Your task is to print all of the data word for word.
** start Provided records **
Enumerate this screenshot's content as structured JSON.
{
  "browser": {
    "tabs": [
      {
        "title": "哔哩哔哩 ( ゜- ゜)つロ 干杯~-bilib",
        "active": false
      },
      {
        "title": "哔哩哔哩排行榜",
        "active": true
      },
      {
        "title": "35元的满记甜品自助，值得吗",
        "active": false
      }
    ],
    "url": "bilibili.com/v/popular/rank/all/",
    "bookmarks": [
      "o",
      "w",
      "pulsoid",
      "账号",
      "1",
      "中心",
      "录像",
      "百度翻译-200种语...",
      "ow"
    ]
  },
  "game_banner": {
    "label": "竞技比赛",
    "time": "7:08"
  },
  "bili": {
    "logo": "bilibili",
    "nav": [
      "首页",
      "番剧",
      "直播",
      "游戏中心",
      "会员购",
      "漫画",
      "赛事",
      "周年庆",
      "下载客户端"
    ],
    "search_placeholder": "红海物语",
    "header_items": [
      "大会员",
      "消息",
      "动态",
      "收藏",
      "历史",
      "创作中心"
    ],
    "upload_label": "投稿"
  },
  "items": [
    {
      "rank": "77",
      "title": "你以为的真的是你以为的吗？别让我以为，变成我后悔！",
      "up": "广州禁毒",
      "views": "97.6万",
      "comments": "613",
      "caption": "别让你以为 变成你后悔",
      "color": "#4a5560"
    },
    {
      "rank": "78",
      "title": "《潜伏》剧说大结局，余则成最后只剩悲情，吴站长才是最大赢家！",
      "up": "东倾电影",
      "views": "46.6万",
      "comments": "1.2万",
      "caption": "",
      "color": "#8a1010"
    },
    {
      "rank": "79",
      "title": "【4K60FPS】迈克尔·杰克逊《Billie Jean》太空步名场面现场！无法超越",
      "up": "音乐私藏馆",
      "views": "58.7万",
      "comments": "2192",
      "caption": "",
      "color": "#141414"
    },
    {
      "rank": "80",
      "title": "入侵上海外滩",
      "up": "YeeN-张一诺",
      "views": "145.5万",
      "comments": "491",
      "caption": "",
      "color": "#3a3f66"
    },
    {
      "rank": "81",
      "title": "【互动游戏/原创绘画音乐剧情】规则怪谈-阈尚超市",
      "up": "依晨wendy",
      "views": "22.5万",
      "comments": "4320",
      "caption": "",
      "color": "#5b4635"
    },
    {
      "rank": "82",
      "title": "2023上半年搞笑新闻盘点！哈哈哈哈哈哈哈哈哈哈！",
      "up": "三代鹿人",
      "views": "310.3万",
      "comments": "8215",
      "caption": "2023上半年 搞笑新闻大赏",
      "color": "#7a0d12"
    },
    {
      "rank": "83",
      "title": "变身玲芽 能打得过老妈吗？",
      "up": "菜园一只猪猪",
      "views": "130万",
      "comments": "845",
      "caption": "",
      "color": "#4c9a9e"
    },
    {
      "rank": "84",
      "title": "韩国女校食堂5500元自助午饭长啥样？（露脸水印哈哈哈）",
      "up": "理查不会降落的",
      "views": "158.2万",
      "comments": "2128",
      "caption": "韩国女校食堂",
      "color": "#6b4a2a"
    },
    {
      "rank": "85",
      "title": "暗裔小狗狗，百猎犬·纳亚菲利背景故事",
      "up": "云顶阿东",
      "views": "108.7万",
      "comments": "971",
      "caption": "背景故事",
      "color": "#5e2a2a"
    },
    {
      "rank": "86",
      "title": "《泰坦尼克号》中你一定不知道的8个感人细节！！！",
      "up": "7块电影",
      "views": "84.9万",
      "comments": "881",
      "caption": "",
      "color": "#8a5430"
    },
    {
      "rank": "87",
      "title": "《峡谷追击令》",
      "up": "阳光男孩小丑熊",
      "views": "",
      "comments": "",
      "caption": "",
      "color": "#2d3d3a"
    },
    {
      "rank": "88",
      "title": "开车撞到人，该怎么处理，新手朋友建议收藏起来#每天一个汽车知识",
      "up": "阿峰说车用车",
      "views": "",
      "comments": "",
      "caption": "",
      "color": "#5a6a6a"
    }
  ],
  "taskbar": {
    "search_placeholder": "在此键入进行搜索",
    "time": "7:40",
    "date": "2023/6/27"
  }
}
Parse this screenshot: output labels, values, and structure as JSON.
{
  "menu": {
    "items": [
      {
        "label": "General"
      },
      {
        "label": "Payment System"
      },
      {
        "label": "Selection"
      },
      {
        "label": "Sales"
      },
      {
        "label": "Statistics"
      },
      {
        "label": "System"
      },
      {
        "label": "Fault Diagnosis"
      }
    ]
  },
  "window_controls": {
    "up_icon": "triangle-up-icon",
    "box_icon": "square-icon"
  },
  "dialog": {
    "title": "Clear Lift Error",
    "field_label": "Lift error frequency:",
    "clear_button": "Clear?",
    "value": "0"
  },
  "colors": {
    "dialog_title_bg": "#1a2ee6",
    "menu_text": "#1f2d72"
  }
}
** end Provided records **
Answer to this problem
Enumerate this screenshot's content as structured JSON.
{
  "browser": {
    "tabs": [
      {
        "title": "哔哩哔哩 ( ゜- ゜)つロ 干杯~-bilib",
        "active": false
      },
      {
        "title": "哔哩哔哩排行榜",
        "active": true
      },
      {
        "title": "35元的满记甜品自助，值得吗",
        "active": false
      }
    ],
    "url": "bilibili.com/v/popular/rank/all/",
    "bookmarks": [
      "o",
      "w",
      "pulsoid",
      "账号",
      "1",
      "中心",
      "录像",
      "百度翻译-200种语...",
      "ow"
    ]
  },
  "game_banner": {
    "label": "竞技比赛",
    "time": "7:08"
  },
  "bili": {
    "logo": "bilibili",
    "nav": [
      "首页",
      "番剧",
      "直播",
      "游戏中心",
      "会员购",
      "漫画",
      "赛事",
      "周年庆",
      "下载客户端"
    ],
    "search_placeholder": "红海物语",
    "header_items": [
      "大会员",
      "消息",
      "动态",
      "收藏",
      "历史",
      "创作中心"
    ],
    "upload_label": "投稿"
  },
  "items": [
    {
      "rank": "77",
      "title": "你以为的真的是你以为的吗？别让我以为，变成我后悔！",
      "up": "广州禁毒",
      "views": "97.6万",
      "comments": "613",
      "caption": "别让你以为 变成你后悔",
      "color": "#4a5560"
    },
    {
      "rank": "78",
      "title": "《潜伏》剧说大结局，余则成最后只剩悲情，吴站长才是最大赢家！",
      "up": "东倾电影",
      "views": "46.6万",
      "comments": "1.2万",
      "caption": "",
      "color": "#8a1010"
    },
    {
      "rank": "79",
      "title": "【4K60FPS】迈克尔·杰克逊《Billie Jean》太空步名场面现场！无法超越",
      "up": "音乐私藏馆",
      "views": "58.7万",
      "comments": "2192",
      "caption": "",
      "color": "#141414"
    },
    {
      "rank": "80",
      "title": "入侵上海外滩",
      "up": "YeeN-张一诺",
      "views": "145.5万",
      "comments": "491",
      "caption": "",
      "color": "#3a3f66"
    },
    {
      "rank": "81",
      "title": "【互动游戏/原创绘画音乐剧情】规则怪谈-阈尚超市",
      "up": "依晨wendy",
      "views": "22.5万",
      "comments": "4320",
      "caption": "",
      "color": "#5b4635"
    },
    {
      "rank": "82",
      "title": "2023上半年搞笑新闻盘点！哈哈哈哈哈哈哈哈哈哈！",
      "up": "三代鹿人",
      "views": "310.3万",
      "comments": "8215",
      "caption": "2023上半年 搞笑新闻大赏",
      "color": "#7a0d12"
    },
    {
      "rank": "83",
      "title": "变身玲芽 能打得过老妈吗？",
      "up": "菜园一只猪猪",
      "views": "130万",
      "comments": "845",
      "caption": "",
      "color": "#4c9a9e"
    },
    {
      "rank": "84",
      "title": "韩国女校食堂5500元自助午饭长啥样？（露脸水印哈哈哈）",
      "up": "理查不会降落的",
      "views": "158.2万",
      "comments": "2128",
      "caption": "韩国女校食堂",
      "color": "#6b4a2a"
    },
    {
      "rank": "85",
      "title": "暗裔小狗狗，百猎犬·纳亚菲利背景故事",
      "up": "云顶阿东",
      "views": "108.7万",
      "comments": "971",
      "caption": "背景故事",
      "color": "#5e2a2a"
    },
    {
      "rank": "86",
      "title": "《泰坦尼克号》中你一定不知道的8个感人细节！！！",
      "up": "7块电影",
      "views": "84.9万",
      "comments": "881",
      "caption": "",
      "color": "#8a5430"
    },
    {
      "rank": "87",
      "title": "《峡谷追击令》",
      "up": "阳光男孩小丑熊",
      "views": "",
      "comments": "",
      "caption": "",
      "color": "#2d3d3a"
    },
    {
      "rank": "88",
      "title": "开车撞到人，该怎么处理，新手朋友建议收藏起来#每天一个汽车知识",
      "up": "阿峰说车用车",
      "views": "",
      "comments": "",
      "caption": "",
      "color": "#5a6a6a"
    }
  ],
  "taskbar": {
    "search_placeholder": "在此键入进行搜索",
    "time": "7:40",
    "date": "2023/6/27"
  }
}
Parse this screenshot: output labels, values, and structure as JSON.
{
  "menu": {
    "items": [
      {
        "label": "General"
      },
      {
        "label": "Payment System"
      },
      {
        "label": "Selection"
      },
      {
        "label": "Sales"
      },
      {
        "label": "Statistics"
      },
      {
        "label": "System"
      },
      {
        "label": "Fault Diagnosis"
      }
    ]
  },
  "window_controls": {
    "up_icon": "triangle-up-icon",
    "box_icon": "square-icon"
  },
  "dialog": {
    "title": "Clear Lift Error",
    "field_label": "Lift error frequency:",
    "clear_button": "Clear?",
    "value": "0"
  },
  "colors": {
    "dialog_title_bg": "#1a2ee6",
    "menu_text": "#1f2d72"
  }
}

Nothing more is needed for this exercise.